▶ [Exercise instructions]
Copy the data exactly as it appears, and do not include any pictures.

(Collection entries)

— Begin —

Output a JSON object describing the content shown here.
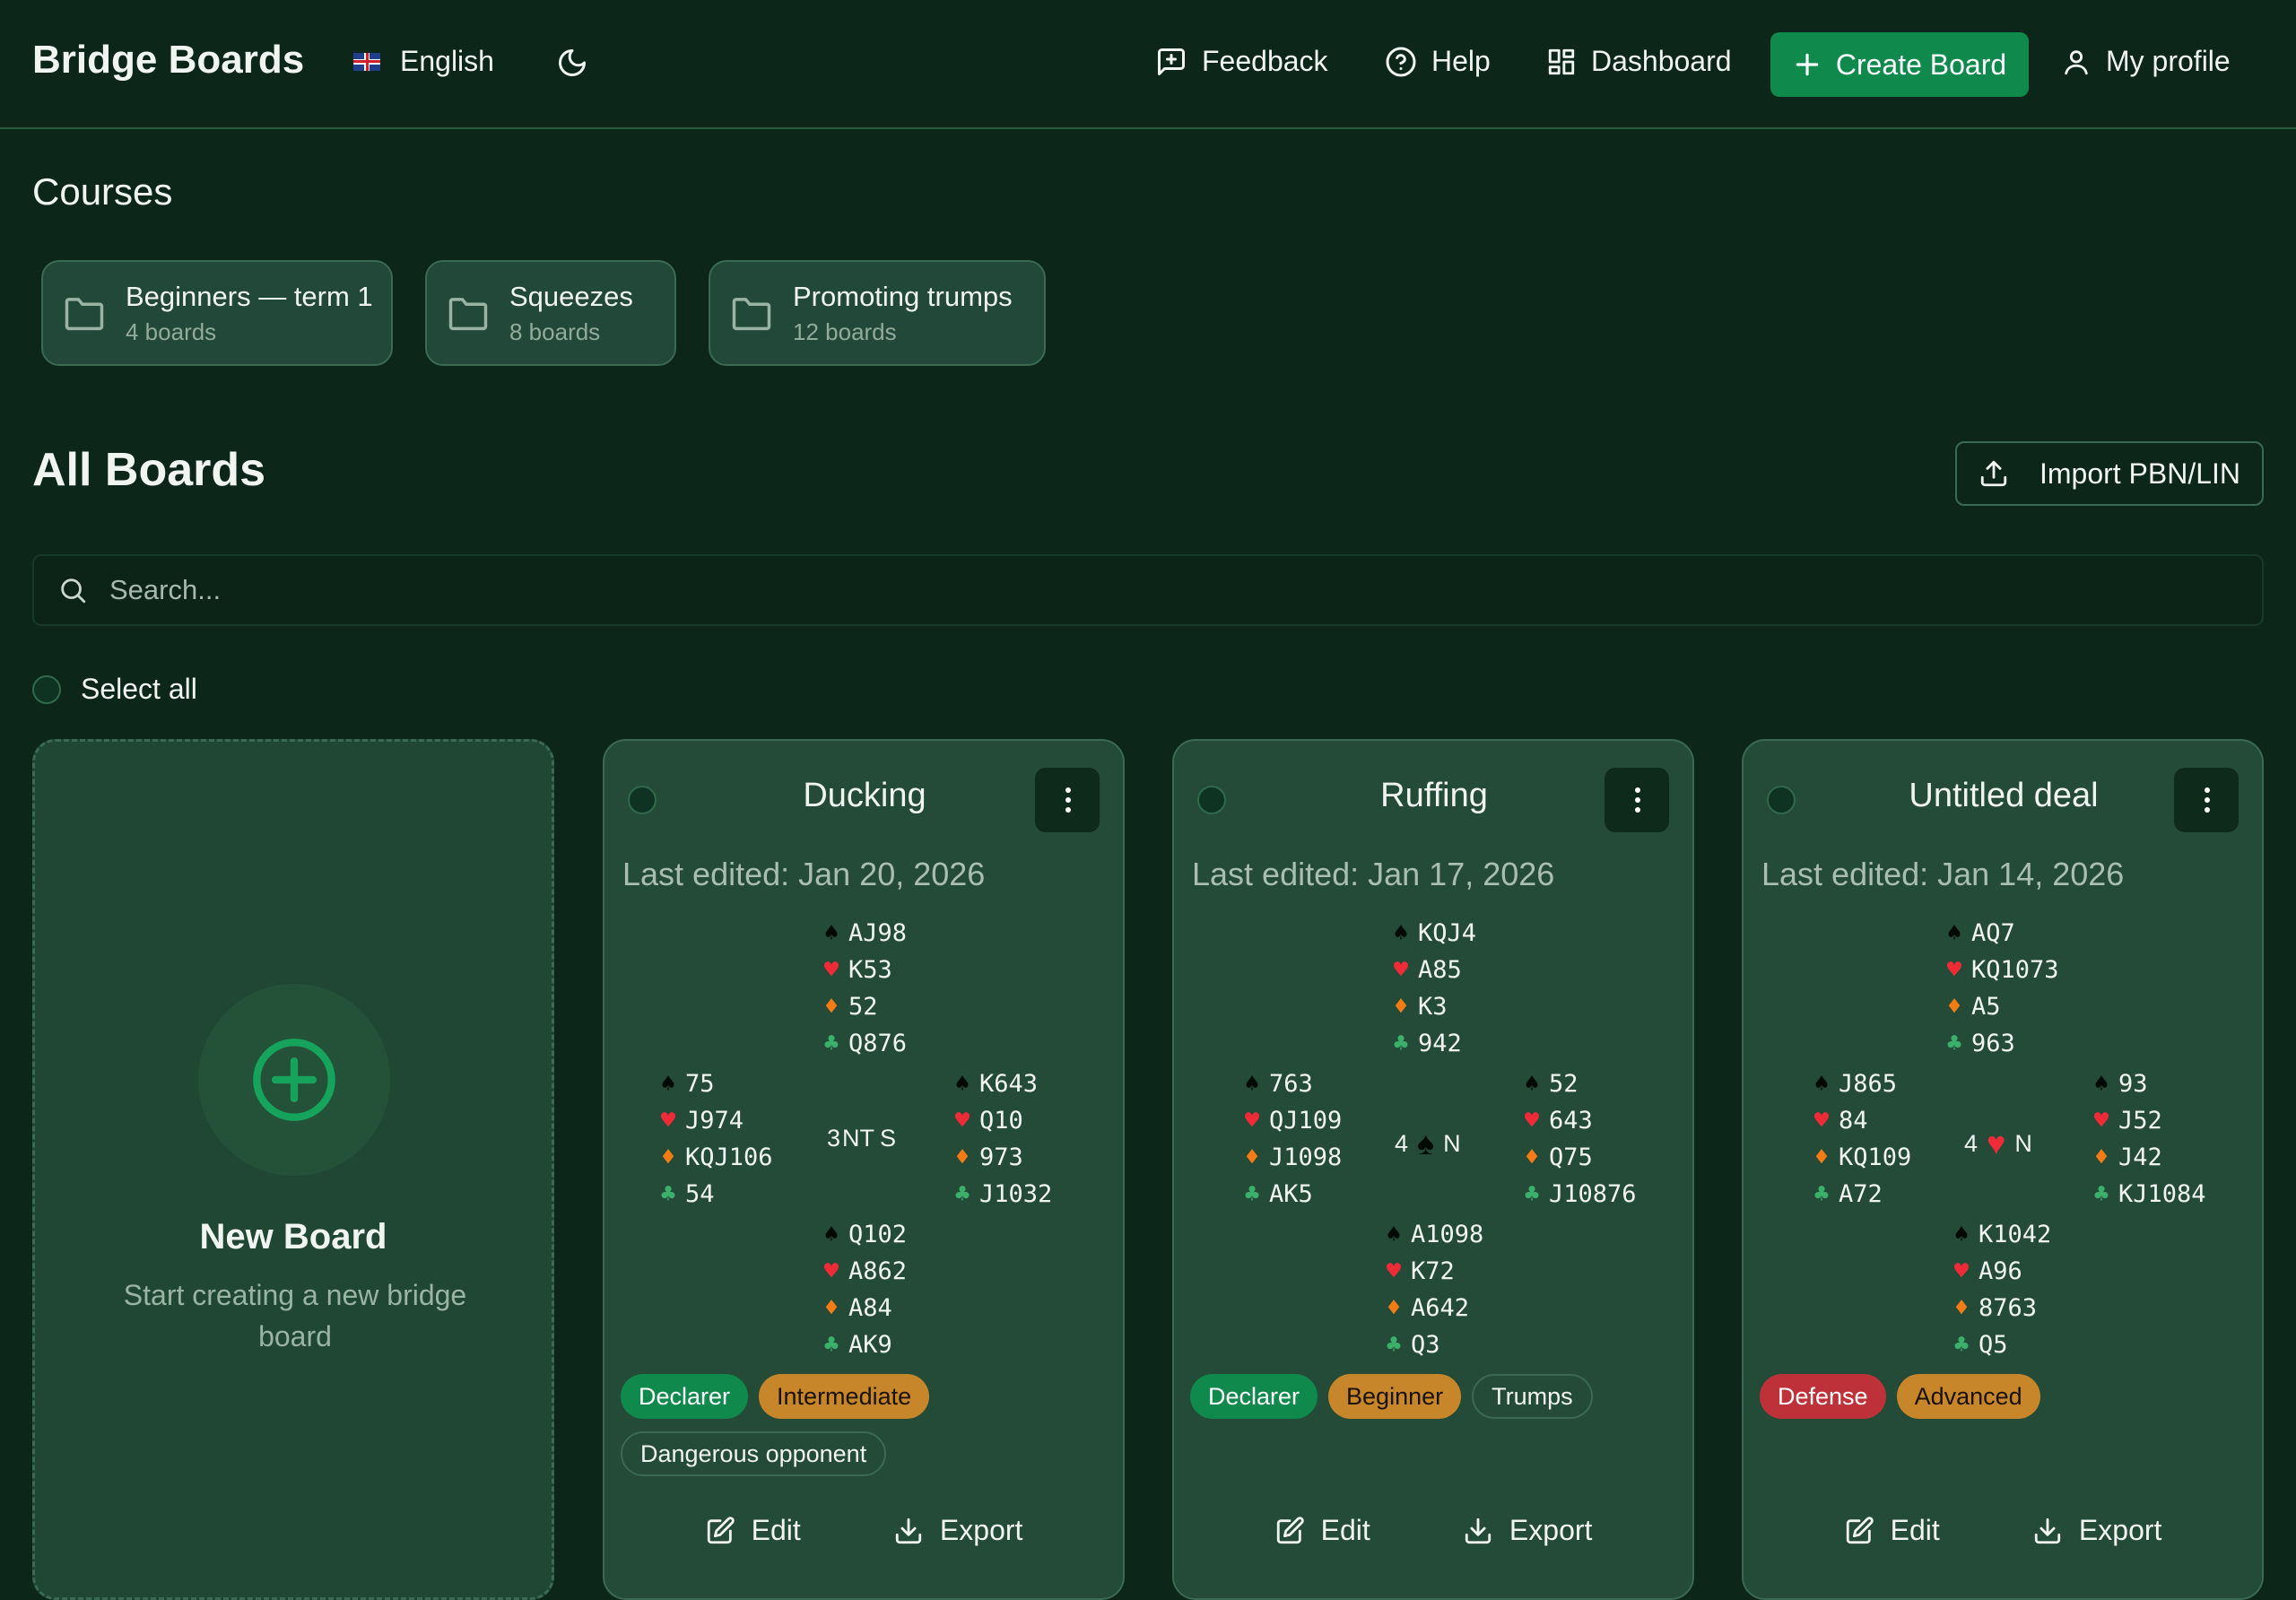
{
  "header": {
    "brand": "Bridge Boards",
    "language": "English",
    "nav": {
      "feedback": "Feedback",
      "help": "Help",
      "dashboard": "Dashboard",
      "create_board": "Create Board",
      "profile": "My profile"
    }
  },
  "courses": {
    "title": "Courses",
    "items": [
      {
        "name": "Beginners — term 1",
        "count": "4 boards"
      },
      {
        "name": "Squeezes",
        "count": "8 boards"
      },
      {
        "name": "Promoting trumps",
        "count": "12 boards"
      }
    ]
  },
  "boards": {
    "title": "All Boards",
    "import_label": "Import PBN/LIN",
    "search_placeholder": "Search...",
    "select_all": "Select all",
    "new_board": {
      "title": "New Board",
      "description": "Start creating a new bridge board"
    },
    "action_edit": "Edit",
    "action_export": "Export",
    "items": [
      {
        "title": "Ducking",
        "last_edited": "Last edited: Jan 20, 2026",
        "north": [
          "AJ98",
          "K53",
          "52",
          "Q876"
        ],
        "west": [
          "75",
          "J974",
          "KQJ106",
          "54"
        ],
        "east": [
          "K643",
          "Q10",
          "973",
          "J1032"
        ],
        "south": [
          "Q102",
          "A862",
          "A84",
          "AK9"
        ],
        "contract": {
          "level": "3",
          "strain": "NT",
          "declarer": "S"
        },
        "tags": [
          "Declarer",
          "Intermediate",
          "Dangerous opponent"
        ]
      },
      {
        "title": "Ruffing",
        "last_edited": "Last edited: Jan 17, 2026",
        "north": [
          "KQJ4",
          "A85",
          "K3",
          "942"
        ],
        "west": [
          "763",
          "QJ109",
          "J1098",
          "AK5"
        ],
        "east": [
          "52",
          "643",
          "Q75",
          "J10876"
        ],
        "south": [
          "A1098",
          "K72",
          "A642",
          "Q3"
        ],
        "contract": {
          "level": "4",
          "strain": "spade",
          "declarer": "N"
        },
        "tags": [
          "Declarer",
          "Beginner",
          "Trumps"
        ]
      },
      {
        "title": "Untitled deal",
        "last_edited": "Last edited: Jan 14, 2026",
        "north": [
          "AQ7",
          "KQ1073",
          "A5",
          "963"
        ],
        "west": [
          "J865",
          "84",
          "KQ109",
          "A72"
        ],
        "east": [
          "93",
          "J52",
          "J42",
          "KJ1084"
        ],
        "south": [
          "K1042",
          "A96",
          "8763",
          "Q5"
        ],
        "contract": {
          "level": "4",
          "strain": "heart",
          "declarer": "N"
        },
        "tags": [
          "Defense",
          "Advanced"
        ]
      }
    ]
  },
  "colors": {
    "background": "#0c2719",
    "card": "#244a38",
    "accent_green": "#0f8a4c",
    "tag_orange": "#c8862b",
    "tag_red": "#bf3138",
    "heart": "#ef2b37",
    "diamond": "#f47c15",
    "club": "#3bb06b",
    "spade": "#020a05"
  }
}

— End —

▶ [Response below]
Output a JSON object describing the content shown here.
{
  "header": {
    "brand": "Bridge Boards",
    "language": "English",
    "nav": {
      "feedback": "Feedback",
      "help": "Help",
      "dashboard": "Dashboard",
      "create_board": "Create Board",
      "profile": "My profile"
    }
  },
  "courses": {
    "title": "Courses",
    "items": [
      {
        "name": "Beginners — term 1",
        "count": "4 boards"
      },
      {
        "name": "Squeezes",
        "count": "8 boards"
      },
      {
        "name": "Promoting trumps",
        "count": "12 boards"
      }
    ]
  },
  "boards": {
    "title": "All Boards",
    "import_label": "Import PBN/LIN",
    "search_placeholder": "Search...",
    "select_all": "Select all",
    "new_board": {
      "title": "New Board",
      "description": "Start creating a new bridge board"
    },
    "action_edit": "Edit",
    "action_export": "Export",
    "items": [
      {
        "title": "Ducking",
        "last_edited": "Last edited: Jan 20, 2026",
        "north": [
          "AJ98",
          "K53",
          "52",
          "Q876"
        ],
        "west": [
          "75",
          "J974",
          "KQJ106",
          "54"
        ],
        "east": [
          "K643",
          "Q10",
          "973",
          "J1032"
        ],
        "south": [
          "Q102",
          "A862",
          "A84",
          "AK9"
        ],
        "contract": {
          "level": "3",
          "strain": "NT",
          "declarer": "S"
        },
        "tags": [
          "Declarer",
          "Intermediate",
          "Dangerous opponent"
        ]
      },
      {
        "title": "Ruffing",
        "last_edited": "Last edited: Jan 17, 2026",
        "north": [
          "KQJ4",
          "A85",
          "K3",
          "942"
        ],
        "west": [
          "763",
          "QJ109",
          "J1098",
          "AK5"
        ],
        "east": [
          "52",
          "643",
          "Q75",
          "J10876"
        ],
        "south": [
          "A1098",
          "K72",
          "A642",
          "Q3"
        ],
        "contract": {
          "level": "4",
          "strain": "spade",
          "declarer": "N"
        },
        "tags": [
          "Declarer",
          "Beginner",
          "Trumps"
        ]
      },
      {
        "title": "Untitled deal",
        "last_edited": "Last edited: Jan 14, 2026",
        "north": [
          "AQ7",
          "KQ1073",
          "A5",
          "963"
        ],
        "west": [
          "J865",
          "84",
          "KQ109",
          "A72"
        ],
        "east": [
          "93",
          "J52",
          "J42",
          "KJ1084"
        ],
        "south": [
          "K1042",
          "A96",
          "8763",
          "Q5"
        ],
        "contract": {
          "level": "4",
          "strain": "heart",
          "declarer": "N"
        },
        "tags": [
          "Defense",
          "Advanced"
        ]
      }
    ]
  },
  "colors": {
    "background": "#0c2719",
    "card": "#244a38",
    "accent_green": "#0f8a4c",
    "tag_orange": "#c8862b",
    "tag_red": "#bf3138",
    "heart": "#ef2b37",
    "diamond": "#f47c15",
    "club": "#3bb06b",
    "spade": "#020a05"
  }
}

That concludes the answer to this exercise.